**Job**
Quote the entries in full, character for character, without their images.

Items listed in a dataset
'''
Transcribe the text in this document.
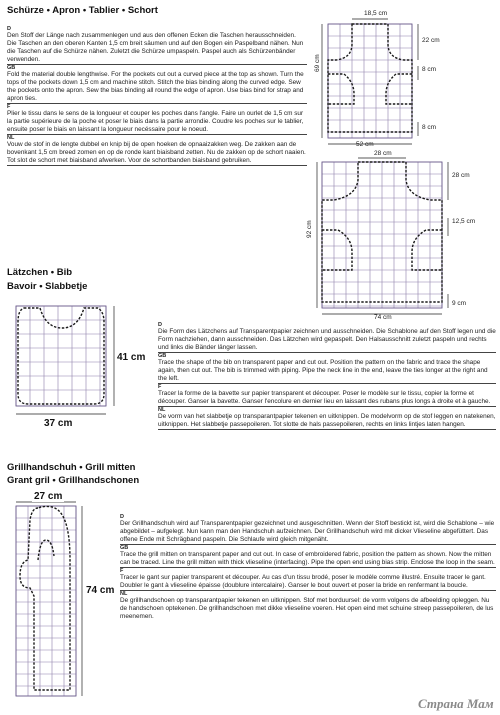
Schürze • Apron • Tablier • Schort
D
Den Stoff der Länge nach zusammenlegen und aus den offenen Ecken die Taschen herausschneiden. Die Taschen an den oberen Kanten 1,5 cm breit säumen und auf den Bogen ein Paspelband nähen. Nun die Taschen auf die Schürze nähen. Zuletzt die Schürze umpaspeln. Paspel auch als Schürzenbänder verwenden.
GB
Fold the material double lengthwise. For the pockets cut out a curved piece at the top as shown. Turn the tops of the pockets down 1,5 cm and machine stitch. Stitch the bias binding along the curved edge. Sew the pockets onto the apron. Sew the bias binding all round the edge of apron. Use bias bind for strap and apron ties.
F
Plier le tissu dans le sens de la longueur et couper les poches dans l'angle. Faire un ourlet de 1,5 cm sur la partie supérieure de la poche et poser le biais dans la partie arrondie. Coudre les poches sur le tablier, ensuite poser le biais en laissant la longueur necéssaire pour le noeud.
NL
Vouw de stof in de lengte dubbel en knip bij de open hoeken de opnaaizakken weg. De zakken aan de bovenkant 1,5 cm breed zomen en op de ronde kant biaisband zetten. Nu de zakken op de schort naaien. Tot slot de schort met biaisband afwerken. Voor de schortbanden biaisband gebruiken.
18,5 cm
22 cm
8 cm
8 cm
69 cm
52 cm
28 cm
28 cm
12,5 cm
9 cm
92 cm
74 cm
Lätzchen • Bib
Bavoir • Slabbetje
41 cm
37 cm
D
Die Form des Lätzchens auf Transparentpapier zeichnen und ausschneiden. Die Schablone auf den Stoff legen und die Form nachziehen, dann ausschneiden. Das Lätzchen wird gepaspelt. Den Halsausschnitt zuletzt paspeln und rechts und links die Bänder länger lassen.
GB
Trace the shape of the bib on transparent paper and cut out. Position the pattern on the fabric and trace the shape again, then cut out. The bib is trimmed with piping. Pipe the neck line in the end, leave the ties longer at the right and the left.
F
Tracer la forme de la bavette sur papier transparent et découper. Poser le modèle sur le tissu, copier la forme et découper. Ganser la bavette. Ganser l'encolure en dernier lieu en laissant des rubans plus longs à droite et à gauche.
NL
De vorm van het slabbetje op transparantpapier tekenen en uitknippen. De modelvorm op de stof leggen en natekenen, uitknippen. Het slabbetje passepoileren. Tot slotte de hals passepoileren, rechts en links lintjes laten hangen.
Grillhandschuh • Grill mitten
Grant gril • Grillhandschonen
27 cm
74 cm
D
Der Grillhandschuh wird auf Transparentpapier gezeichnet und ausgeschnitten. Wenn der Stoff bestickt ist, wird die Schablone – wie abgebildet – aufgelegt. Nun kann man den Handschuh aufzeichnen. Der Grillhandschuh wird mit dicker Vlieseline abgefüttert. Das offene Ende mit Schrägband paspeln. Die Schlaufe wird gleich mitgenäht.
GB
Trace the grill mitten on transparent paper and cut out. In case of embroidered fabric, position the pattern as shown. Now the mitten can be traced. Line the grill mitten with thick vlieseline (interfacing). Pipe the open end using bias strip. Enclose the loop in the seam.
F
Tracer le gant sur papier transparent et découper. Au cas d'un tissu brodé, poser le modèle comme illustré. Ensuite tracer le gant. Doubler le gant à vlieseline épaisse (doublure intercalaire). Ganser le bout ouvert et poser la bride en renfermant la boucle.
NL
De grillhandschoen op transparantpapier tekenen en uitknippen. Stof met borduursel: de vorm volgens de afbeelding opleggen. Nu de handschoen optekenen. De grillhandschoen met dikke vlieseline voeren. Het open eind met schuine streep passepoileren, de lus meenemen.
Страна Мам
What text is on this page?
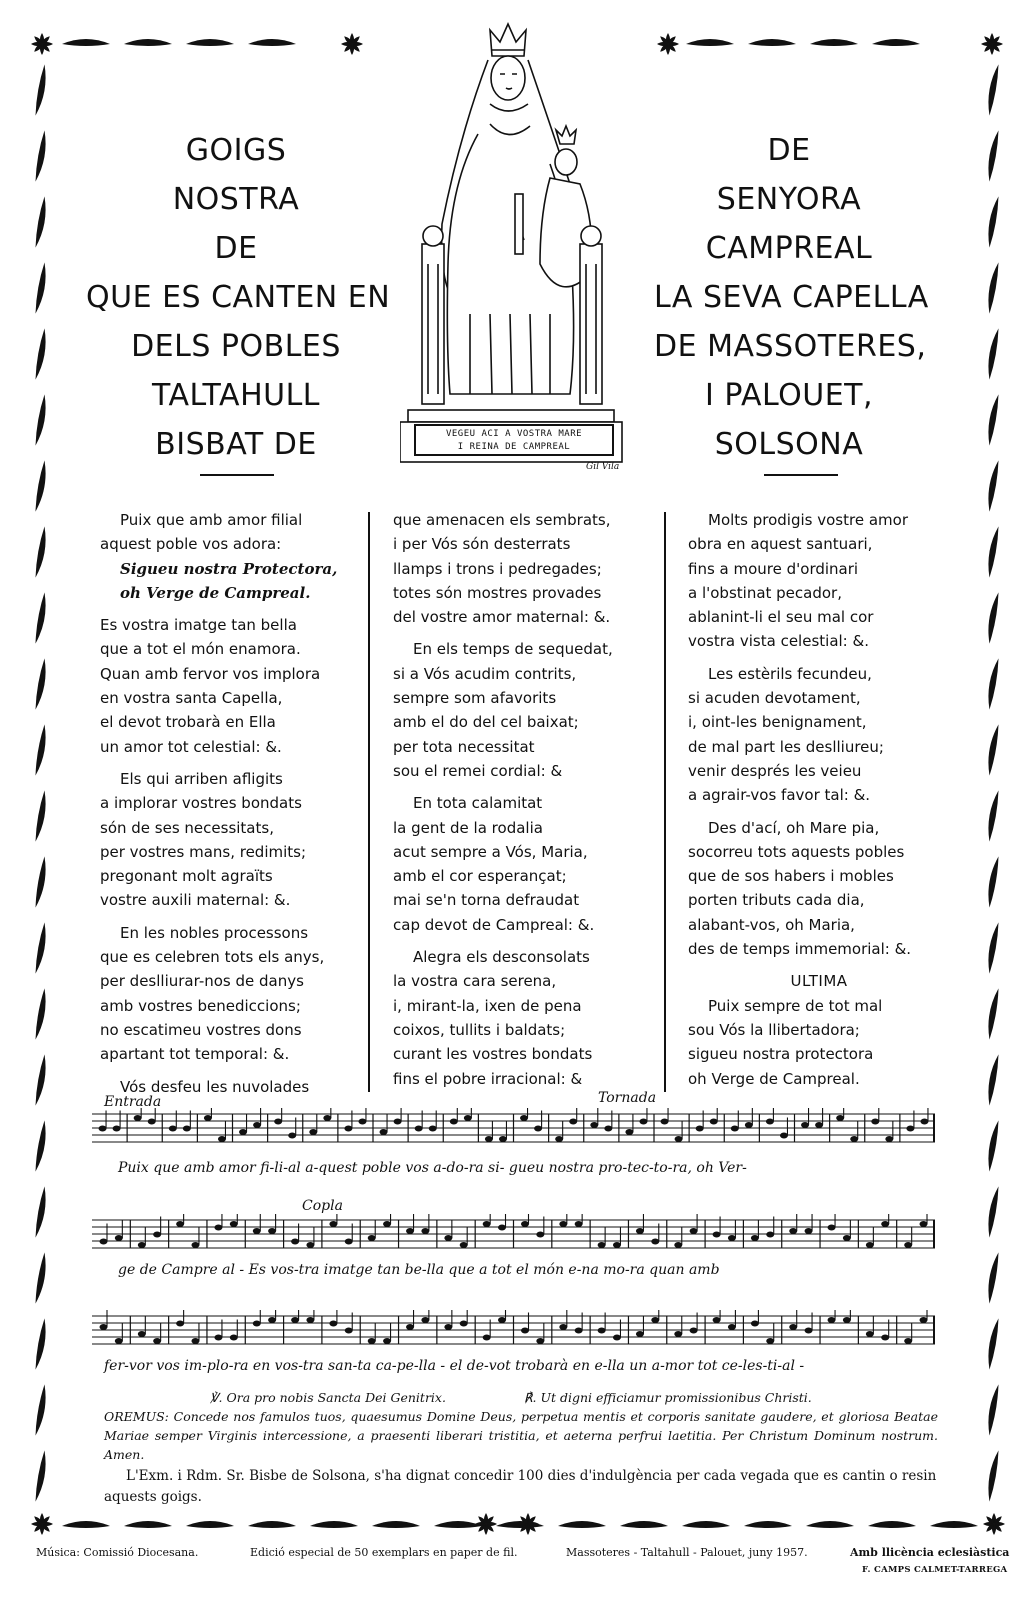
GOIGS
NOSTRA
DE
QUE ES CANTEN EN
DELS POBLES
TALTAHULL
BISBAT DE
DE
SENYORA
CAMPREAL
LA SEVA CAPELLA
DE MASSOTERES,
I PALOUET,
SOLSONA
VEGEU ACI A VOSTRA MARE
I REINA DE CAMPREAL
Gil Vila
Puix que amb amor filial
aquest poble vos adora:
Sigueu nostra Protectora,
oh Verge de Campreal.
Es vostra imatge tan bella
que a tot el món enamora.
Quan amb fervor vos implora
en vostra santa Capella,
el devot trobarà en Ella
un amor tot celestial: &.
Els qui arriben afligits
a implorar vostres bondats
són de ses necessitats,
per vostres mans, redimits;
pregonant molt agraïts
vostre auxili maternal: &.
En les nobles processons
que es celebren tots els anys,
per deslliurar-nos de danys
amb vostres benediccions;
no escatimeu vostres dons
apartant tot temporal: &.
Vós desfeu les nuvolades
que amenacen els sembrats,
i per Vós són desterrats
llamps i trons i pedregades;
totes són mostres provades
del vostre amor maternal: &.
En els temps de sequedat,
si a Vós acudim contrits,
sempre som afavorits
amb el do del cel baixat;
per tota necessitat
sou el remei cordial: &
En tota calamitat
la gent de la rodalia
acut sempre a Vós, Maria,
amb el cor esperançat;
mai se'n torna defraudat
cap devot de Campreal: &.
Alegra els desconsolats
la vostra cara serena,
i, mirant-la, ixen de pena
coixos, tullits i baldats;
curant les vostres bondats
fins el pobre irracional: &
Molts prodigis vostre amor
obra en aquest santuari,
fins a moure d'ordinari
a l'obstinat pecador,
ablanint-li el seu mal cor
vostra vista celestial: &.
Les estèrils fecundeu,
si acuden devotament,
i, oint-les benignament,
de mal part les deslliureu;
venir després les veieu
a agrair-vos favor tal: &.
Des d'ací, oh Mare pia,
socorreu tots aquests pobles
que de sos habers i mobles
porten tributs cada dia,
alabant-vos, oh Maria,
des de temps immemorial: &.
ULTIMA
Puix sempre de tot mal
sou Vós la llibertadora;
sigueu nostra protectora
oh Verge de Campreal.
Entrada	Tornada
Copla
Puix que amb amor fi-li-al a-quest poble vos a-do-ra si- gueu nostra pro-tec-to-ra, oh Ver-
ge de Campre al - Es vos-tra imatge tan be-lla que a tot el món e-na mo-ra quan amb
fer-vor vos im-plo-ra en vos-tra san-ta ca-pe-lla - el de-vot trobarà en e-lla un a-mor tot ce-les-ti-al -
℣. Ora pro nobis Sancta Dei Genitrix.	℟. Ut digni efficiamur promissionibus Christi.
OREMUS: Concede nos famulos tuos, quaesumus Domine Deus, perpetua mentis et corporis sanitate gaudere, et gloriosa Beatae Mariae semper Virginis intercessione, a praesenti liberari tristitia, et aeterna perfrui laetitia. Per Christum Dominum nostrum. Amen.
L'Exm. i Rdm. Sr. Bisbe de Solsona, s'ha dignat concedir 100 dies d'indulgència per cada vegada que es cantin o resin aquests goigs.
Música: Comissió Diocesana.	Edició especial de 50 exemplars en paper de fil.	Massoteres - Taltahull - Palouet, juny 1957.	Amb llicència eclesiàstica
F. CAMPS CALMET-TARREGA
'''
**Solution to the problem**
Transcribe the text in this document.
Schürze • Apron • Tablier • Schort
D
Den Stoff der Länge nach zusammenlegen und aus den offenen Ecken die Taschen herausschneiden. Die Taschen an den oberen Kanten 1,5 cm breit säumen und auf den Bogen ein Paspelband nähen. Nun die Taschen auf die Schürze nähen. Zuletzt die Schürze umpaspeln. Paspel auch als Schürzenbänder verwenden.
GB
Fold the material double lengthwise. For the pockets cut out a curved piece at the top as shown. Turn the tops of the pockets down 1,5 cm and machine stitch. Stitch the bias binding along the curved edge. Sew the pockets onto the apron. Sew the bias binding all round the edge of apron. Use bias bind for strap and apron ties.
F
Plier le tissu dans le sens de la longueur et couper les poches dans l'angle. Faire un ourlet de 1,5 cm sur la partie supérieure de la poche et poser le biais dans la partie arrondie. Coudre les poches sur le tablier, ensuite poser le biais en laissant la longueur necéssaire pour le noeud.
NL
Vouw de stof in de lengte dubbel en knip bij de open hoeken de opnaaizakken weg. De zakken aan de bovenkant 1,5 cm breed zomen en op de ronde kant biaisband zetten. Nu de zakken op de schort naaien. Tot slot de schort met biaisband afwerken. Voor de schortbanden biaisband gebruiken.
18,5 cm
22 cm
8 cm
8 cm
69 cm
52 cm
28 cm
28 cm
12,5 cm
9 cm
92 cm
74 cm
Lätzchen • Bib
Bavoir • Slabbetje
41 cm
37 cm
D
Die Form des Lätzchens auf Transparentpapier zeichnen und ausschneiden. Die Schablone auf den Stoff legen und die Form nachziehen, dann ausschneiden. Das Lätzchen wird gepaspelt. Den Halsausschnitt zuletzt paspeln und rechts und links die Bänder länger lassen.
GB
Trace the shape of the bib on transparent paper and cut out. Position the pattern on the fabric and trace the shape again, then cut out. The bib is trimmed with piping. Pipe the neck line in the end, leave the ties longer at the right and the left.
F
Tracer la forme de la bavette sur papier transparent et découper. Poser le modèle sur le tissu, copier la forme et découper. Ganser la bavette. Ganser l'encolure en dernier lieu en laissant des rubans plus longs à droite et à gauche.
NL
De vorm van het slabbetje op transparantpapier tekenen en uitknippen. De modelvorm op de stof leggen en natekenen, uitknippen. Het slabbetje passepoileren. Tot slotte de hals passepoileren, rechts en links lintjes laten hangen.
Grillhandschuh • Grill mitten
Grant gril • Grillhandschonen
27 cm
74 cm
D
Der Grillhandschuh wird auf Transparentpapier gezeichnet und ausgeschnitten. Wenn der Stoff bestickt ist, wird die Schablone – wie abgebildet – aufgelegt. Nun kann man den Handschuh aufzeichnen. Der Grillhandschuh wird mit dicker Vlieseline abgefüttert. Das offene Ende mit Schrägband paspeln. Die Schlaufe wird gleich mitgenäht.
GB
Trace the grill mitten on transparent paper and cut out. In case of embroidered fabric, position the pattern as shown. Now the mitten can be traced. Line the grill mitten with thick vlieseline (interfacing). Pipe the open end using bias strip. Enclose the loop in the seam.
F
Tracer le gant sur papier transparent et découper. Au cas d'un tissu brodé, poser le modèle comme illustré. Ensuite tracer le gant. Doubler le gant à vlieseline épaisse (doublure intercalaire). Ganser le bout ouvert et poser la bride en renfermant la boucle.
NL
De grillhandschoen op transparantpapier tekenen en uitknippen. Stof met borduursel: de vorm volgens de afbeelding opleggen. Nu de handschoen optekenen. De grillhandschoen met dikke vlieseline voeren. Het open eind met schuine streep passepoileren, de lus meenemen.
Страна Мам
What text is on this page?
GOIGS
NOSTRA
DE
QUE ES CANTEN EN
DELS POBLES
TALTAHULL
BISBAT DE
DE
SENYORA
CAMPREAL
LA SEVA CAPELLA
DE MASSOTERES,
I PALOUET,
SOLSONA
VEGEU ACI A VOSTRA MARE
I REINA DE CAMPREAL
Gil Vila
Puix que amb amor filial
aquest poble vos adora:
Sigueu nostra Protectora,
oh Verge de Campreal.
Es vostra imatge tan bella
que a tot el món enamora.
Quan amb fervor vos implora
en vostra santa Capella,
el devot trobarà en Ella
un amor tot celestial: &.
Els qui arriben afligits
a implorar vostres bondats
són de ses necessitats,
per vostres mans, redimits;
pregonant molt agraïts
vostre auxili maternal: &.
En les nobles processons
que es celebren tots els anys,
per deslliurar-nos de danys
amb vostres benediccions;
no escatimeu vostres dons
apartant tot temporal: &.
Vós desfeu les nuvolades
que amenacen els sembrats,
i per Vós són desterrats
llamps i trons i pedregades;
totes són mostres provades
del vostre amor maternal: &.
En els temps de sequedat,
si a Vós acudim contrits,
sempre som afavorits
amb el do del cel baixat;
per tota necessitat
sou el remei cordial: &
En tota calamitat
la gent de la rodalia
acut sempre a Vós, Maria,
amb el cor esperançat;
mai se'n torna defraudat
cap devot de Campreal: &.
Alegra els desconsolats
la vostra cara serena,
i, mirant-la, ixen de pena
coixos, tullits i baldats;
curant les vostres bondats
fins el pobre irracional: &
Molts prodigis vostre amor
obra en aquest santuari,
fins a moure d'ordinari
a l'obstinat pecador,
ablanint-li el seu mal cor
vostra vista celestial: &.
Les estèrils fecundeu,
si acuden devotament,
i, oint-les benignament,
de mal part les deslliureu;
venir després les veieu
a agrair-vos favor tal: &.
Des d'ací, oh Mare pia,
socorreu tots aquests pobles
que de sos habers i mobles
porten tributs cada dia,
alabant-vos, oh Maria,
des de temps immemorial: &.
ULTIMA
Puix sempre de tot mal
sou Vós la llibertadora;
sigueu nostra protectora
oh Verge de Campreal.
Entrada	Tornada
Copla
Puix que amb amor fi-li-al a-quest poble vos a-do-ra si- gueu nostra pro-tec-to-ra, oh Ver-
ge de Campre al - Es vos-tra imatge tan be-lla que a tot el món e-na mo-ra quan amb
fer-vor vos im-plo-ra en vos-tra san-ta ca-pe-lla - el de-vot trobarà en e-lla un a-mor tot ce-les-ti-al -
℣. Ora pro nobis Sancta Dei Genitrix.	℟. Ut digni efficiamur promissionibus Christi.
OREMUS: Concede nos famulos tuos, quaesumus Domine Deus, perpetua mentis et corporis sanitate gaudere, et gloriosa Beatae Mariae semper Virginis intercessione, a praesenti liberari tristitia, et aeterna perfrui laetitia. Per Christum Dominum nostrum. Amen.
L'Exm. i Rdm. Sr. Bisbe de Solsona, s'ha dignat concedir 100 dies d'indulgència per cada vegada que es cantin o resin aquests goigs.
Música: Comissió Diocesana.	Edició especial de 50 exemplars en paper de fil.	Massoteres - Taltahull - Palouet, juny 1957.	Amb llicència eclesiàstica
F. CAMPS CALMET-TARREGA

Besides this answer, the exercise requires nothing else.